#### Directions
Each line that holds the word "type" is to be identified and copied.

Excerpts from a figure dataset:
#####

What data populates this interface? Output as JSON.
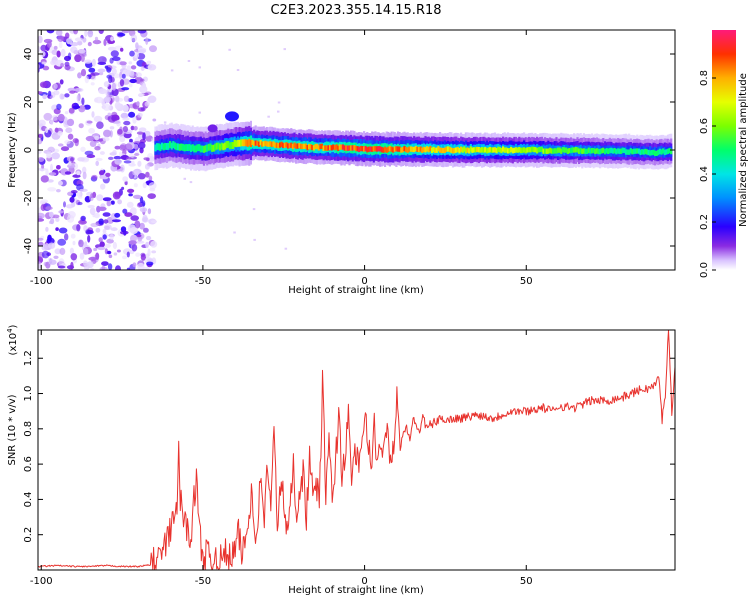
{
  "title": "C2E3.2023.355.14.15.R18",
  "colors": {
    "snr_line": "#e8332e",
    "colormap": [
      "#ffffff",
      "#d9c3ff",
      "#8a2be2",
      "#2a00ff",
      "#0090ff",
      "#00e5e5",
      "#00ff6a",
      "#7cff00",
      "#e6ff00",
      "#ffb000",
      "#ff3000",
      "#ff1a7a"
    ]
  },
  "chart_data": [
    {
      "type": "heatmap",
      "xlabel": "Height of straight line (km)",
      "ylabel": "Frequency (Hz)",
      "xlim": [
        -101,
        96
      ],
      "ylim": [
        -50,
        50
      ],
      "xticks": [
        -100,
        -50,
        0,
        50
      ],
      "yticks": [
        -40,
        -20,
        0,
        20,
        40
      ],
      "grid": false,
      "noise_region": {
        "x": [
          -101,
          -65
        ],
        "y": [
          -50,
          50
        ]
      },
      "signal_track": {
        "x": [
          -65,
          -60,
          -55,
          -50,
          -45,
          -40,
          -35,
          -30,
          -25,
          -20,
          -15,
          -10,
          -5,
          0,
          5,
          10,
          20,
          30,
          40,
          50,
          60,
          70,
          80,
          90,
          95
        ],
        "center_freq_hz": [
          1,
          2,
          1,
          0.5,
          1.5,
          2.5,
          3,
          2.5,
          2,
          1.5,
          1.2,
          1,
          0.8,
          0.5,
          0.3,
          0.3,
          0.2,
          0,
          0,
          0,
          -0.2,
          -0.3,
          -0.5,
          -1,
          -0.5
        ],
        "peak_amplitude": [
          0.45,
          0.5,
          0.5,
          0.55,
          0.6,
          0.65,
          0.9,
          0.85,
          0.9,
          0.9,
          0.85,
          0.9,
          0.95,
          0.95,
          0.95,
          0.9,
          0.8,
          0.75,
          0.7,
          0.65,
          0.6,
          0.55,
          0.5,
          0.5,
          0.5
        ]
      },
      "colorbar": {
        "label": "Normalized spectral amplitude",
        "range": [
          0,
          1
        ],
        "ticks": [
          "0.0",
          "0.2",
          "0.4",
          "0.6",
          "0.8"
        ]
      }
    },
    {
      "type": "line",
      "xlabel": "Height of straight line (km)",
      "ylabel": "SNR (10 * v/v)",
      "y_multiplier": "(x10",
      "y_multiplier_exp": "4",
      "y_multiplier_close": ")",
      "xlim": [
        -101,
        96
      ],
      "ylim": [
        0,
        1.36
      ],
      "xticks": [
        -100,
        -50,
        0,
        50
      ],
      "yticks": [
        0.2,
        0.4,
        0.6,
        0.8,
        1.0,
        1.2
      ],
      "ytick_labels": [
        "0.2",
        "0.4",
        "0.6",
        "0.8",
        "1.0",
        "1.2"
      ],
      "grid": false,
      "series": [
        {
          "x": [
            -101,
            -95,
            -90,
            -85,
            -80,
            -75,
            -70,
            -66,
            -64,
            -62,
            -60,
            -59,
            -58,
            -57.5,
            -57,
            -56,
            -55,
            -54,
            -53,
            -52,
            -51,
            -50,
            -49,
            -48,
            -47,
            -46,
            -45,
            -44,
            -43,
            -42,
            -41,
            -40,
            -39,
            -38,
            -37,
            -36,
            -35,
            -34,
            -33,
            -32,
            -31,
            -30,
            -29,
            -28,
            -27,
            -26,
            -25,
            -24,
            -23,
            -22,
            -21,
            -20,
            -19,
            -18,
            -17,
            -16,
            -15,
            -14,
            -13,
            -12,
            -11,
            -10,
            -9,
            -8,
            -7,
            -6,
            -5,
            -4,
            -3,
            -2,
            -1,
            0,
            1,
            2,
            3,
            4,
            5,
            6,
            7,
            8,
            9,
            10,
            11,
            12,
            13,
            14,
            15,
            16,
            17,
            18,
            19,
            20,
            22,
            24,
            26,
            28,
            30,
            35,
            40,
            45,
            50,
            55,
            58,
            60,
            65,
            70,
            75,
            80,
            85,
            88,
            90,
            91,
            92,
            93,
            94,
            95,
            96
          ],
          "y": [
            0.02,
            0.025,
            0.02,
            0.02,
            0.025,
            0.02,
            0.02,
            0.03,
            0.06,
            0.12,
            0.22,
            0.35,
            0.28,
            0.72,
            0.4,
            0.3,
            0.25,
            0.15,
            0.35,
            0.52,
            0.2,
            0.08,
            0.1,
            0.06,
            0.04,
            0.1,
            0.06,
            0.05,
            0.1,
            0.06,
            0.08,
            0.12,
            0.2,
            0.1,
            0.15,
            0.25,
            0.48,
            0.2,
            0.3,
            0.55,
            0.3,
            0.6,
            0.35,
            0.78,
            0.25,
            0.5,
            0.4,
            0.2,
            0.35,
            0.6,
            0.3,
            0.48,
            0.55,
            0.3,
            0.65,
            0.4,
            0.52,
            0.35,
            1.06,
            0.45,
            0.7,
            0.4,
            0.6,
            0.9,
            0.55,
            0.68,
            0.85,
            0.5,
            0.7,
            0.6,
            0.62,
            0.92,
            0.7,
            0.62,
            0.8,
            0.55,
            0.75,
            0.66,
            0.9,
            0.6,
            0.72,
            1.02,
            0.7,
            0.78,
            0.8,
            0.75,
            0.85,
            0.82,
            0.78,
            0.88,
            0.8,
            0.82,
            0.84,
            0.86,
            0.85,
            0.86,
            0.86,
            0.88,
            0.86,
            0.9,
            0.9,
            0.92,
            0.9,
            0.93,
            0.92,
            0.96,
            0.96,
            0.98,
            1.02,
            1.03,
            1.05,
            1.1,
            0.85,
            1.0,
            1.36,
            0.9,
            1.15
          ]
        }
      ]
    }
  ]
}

#####

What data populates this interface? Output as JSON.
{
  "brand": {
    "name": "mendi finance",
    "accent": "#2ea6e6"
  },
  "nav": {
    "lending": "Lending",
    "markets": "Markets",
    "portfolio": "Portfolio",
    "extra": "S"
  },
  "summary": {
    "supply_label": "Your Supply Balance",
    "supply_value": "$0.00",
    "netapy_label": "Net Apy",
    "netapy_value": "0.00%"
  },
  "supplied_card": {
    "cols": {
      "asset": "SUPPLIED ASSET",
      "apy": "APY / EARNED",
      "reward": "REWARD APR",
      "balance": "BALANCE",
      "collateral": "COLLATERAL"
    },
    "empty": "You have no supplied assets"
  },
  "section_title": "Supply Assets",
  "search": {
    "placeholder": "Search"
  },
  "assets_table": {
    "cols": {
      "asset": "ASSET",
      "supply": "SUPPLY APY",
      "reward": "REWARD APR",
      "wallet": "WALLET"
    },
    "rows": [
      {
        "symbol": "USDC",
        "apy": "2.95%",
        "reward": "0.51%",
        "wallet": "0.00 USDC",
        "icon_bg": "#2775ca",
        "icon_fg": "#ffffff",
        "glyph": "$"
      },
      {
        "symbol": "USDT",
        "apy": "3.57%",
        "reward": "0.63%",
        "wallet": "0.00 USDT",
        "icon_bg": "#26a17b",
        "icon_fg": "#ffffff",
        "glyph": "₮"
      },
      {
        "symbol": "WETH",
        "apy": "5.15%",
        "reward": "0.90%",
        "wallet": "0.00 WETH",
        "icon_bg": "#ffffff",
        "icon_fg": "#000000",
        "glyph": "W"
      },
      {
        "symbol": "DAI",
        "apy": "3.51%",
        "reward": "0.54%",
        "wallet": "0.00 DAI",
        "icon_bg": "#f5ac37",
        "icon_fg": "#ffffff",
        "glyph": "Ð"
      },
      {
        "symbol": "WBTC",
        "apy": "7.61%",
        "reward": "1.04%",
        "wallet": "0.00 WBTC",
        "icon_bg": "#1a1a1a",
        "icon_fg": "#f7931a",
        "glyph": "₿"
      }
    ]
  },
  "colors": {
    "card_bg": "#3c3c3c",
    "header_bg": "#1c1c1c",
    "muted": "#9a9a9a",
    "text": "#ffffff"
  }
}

#####

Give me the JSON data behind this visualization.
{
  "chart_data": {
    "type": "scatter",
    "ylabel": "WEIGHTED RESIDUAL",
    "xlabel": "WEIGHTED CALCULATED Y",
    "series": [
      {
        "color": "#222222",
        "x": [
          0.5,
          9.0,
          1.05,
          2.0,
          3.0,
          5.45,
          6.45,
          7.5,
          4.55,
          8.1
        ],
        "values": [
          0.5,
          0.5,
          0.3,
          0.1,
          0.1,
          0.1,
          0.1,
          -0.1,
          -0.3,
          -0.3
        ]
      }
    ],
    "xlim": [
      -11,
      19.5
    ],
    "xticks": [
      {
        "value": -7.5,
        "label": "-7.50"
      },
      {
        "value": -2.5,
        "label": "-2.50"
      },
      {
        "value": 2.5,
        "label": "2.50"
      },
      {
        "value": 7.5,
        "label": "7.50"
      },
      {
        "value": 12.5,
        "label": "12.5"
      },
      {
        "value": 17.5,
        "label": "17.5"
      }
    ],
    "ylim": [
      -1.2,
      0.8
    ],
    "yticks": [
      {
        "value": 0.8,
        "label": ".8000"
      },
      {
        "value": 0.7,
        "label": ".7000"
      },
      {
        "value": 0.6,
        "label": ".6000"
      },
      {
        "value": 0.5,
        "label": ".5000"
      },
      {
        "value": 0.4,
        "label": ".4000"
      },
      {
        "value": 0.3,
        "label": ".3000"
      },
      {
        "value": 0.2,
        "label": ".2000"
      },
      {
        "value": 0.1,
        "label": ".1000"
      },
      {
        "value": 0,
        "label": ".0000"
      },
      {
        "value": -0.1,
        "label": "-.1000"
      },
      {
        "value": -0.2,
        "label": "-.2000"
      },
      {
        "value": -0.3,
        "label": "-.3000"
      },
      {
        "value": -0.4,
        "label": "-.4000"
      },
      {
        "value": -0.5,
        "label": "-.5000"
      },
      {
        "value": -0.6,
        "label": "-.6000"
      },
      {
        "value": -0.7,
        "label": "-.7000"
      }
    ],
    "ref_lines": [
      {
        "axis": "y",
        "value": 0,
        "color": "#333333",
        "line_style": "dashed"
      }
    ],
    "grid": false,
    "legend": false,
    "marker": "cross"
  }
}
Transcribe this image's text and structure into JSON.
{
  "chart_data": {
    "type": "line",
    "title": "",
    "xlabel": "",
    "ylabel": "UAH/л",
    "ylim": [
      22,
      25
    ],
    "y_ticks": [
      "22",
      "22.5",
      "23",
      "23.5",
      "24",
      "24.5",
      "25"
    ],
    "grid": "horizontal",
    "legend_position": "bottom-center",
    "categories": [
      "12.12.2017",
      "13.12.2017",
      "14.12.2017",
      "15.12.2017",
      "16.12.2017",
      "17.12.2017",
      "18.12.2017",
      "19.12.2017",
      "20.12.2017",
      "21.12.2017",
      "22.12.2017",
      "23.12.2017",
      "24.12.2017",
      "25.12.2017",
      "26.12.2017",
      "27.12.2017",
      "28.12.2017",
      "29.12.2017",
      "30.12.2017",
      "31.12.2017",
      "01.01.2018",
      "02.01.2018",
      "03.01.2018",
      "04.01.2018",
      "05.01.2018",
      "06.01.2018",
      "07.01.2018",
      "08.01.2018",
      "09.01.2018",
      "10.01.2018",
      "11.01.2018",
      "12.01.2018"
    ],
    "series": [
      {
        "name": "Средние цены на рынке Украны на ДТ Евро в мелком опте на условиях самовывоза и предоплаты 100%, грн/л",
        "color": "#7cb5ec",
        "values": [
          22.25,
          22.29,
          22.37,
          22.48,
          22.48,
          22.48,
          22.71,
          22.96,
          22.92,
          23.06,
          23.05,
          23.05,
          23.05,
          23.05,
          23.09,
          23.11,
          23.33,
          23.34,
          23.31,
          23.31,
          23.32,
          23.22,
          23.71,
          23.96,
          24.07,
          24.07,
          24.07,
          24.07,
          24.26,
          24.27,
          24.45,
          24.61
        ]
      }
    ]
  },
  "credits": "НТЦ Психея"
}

#####

#### Output for this exercise
      "type": "heatmap",
      "type": "line",
    "type": "scatter",
    "type": "line",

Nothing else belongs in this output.